**Instruction**: Count every line of the listing where the string "rich" occurs, and reply with the count alone.

Collected data entries:
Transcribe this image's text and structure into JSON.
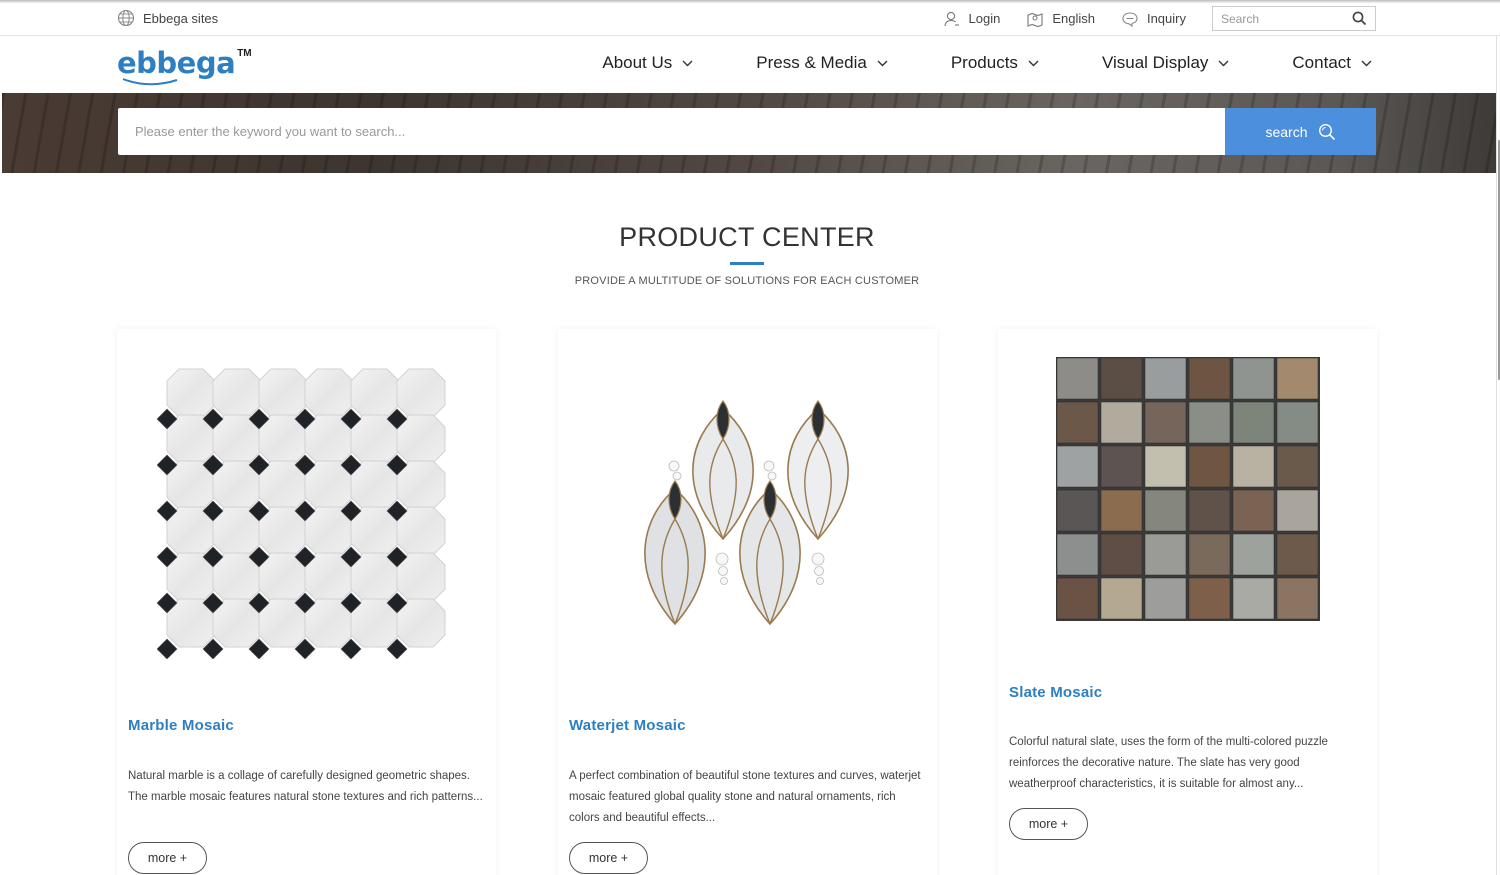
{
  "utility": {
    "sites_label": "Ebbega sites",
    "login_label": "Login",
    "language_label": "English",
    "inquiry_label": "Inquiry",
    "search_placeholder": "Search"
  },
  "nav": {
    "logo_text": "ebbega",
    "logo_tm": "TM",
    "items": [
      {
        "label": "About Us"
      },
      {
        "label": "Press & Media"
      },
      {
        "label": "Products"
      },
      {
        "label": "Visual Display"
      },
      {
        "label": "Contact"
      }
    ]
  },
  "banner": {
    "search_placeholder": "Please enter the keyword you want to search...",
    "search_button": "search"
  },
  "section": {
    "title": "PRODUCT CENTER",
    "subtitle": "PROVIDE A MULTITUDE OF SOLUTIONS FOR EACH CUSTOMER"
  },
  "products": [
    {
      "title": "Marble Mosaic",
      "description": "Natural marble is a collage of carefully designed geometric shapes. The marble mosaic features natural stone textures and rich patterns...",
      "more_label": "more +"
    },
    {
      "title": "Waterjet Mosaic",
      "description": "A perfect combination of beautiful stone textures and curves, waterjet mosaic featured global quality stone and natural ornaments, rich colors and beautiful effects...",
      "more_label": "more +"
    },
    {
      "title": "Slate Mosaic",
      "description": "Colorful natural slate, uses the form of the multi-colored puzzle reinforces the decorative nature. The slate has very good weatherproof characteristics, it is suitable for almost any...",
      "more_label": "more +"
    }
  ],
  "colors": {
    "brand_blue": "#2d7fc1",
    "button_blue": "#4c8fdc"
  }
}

==

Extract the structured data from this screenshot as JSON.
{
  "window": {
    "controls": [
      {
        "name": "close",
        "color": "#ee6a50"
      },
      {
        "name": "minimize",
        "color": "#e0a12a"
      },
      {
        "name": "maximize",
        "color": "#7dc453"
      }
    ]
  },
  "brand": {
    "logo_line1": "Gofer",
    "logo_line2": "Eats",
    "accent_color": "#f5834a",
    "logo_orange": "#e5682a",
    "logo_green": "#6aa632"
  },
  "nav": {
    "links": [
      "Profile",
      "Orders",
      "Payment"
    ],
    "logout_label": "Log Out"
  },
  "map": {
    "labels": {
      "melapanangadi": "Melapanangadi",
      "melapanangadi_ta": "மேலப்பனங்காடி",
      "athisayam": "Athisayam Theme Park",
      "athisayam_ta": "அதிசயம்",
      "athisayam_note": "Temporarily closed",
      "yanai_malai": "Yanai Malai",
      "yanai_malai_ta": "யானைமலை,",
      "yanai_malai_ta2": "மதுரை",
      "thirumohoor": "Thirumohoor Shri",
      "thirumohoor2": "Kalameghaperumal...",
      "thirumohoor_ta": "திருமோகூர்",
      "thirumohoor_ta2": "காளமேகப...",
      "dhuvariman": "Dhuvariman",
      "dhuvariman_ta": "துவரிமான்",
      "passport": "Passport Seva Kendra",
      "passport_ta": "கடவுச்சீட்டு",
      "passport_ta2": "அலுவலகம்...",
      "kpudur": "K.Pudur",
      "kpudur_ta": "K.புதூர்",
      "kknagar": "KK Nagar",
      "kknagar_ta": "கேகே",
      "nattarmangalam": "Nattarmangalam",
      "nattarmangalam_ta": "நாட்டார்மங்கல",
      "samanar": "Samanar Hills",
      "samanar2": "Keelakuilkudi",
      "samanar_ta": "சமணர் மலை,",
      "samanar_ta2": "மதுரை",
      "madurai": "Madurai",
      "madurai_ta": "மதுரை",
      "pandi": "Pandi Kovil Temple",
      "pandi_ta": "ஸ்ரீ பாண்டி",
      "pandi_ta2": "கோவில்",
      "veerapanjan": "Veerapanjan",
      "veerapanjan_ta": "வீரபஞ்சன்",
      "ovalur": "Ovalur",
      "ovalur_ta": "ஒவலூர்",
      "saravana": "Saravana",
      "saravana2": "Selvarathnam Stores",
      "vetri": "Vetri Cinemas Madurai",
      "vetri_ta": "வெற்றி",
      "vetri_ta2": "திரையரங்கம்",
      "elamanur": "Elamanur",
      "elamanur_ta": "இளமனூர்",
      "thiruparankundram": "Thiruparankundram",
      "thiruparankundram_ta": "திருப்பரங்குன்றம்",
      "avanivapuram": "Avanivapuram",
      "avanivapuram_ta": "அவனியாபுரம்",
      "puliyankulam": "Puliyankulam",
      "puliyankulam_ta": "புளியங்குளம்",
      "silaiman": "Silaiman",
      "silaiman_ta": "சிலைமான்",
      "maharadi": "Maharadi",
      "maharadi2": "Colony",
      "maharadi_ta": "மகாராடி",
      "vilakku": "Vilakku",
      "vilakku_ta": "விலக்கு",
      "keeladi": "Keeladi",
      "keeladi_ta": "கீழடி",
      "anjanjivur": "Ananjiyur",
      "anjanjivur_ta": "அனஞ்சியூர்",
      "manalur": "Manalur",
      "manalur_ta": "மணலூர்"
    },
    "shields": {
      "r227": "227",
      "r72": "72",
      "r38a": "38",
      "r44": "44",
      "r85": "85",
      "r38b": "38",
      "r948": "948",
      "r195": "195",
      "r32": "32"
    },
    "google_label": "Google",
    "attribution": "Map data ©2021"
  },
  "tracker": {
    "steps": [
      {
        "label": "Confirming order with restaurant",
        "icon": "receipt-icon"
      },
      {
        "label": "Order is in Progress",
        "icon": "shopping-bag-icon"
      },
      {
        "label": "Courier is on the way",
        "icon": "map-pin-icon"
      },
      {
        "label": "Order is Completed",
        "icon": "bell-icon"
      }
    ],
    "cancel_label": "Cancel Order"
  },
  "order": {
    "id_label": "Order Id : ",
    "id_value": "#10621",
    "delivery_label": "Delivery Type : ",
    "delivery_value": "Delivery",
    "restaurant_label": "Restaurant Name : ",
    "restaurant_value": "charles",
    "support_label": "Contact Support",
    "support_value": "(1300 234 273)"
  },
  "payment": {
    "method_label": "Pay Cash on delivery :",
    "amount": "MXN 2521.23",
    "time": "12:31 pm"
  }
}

**Answer to this problem**: 2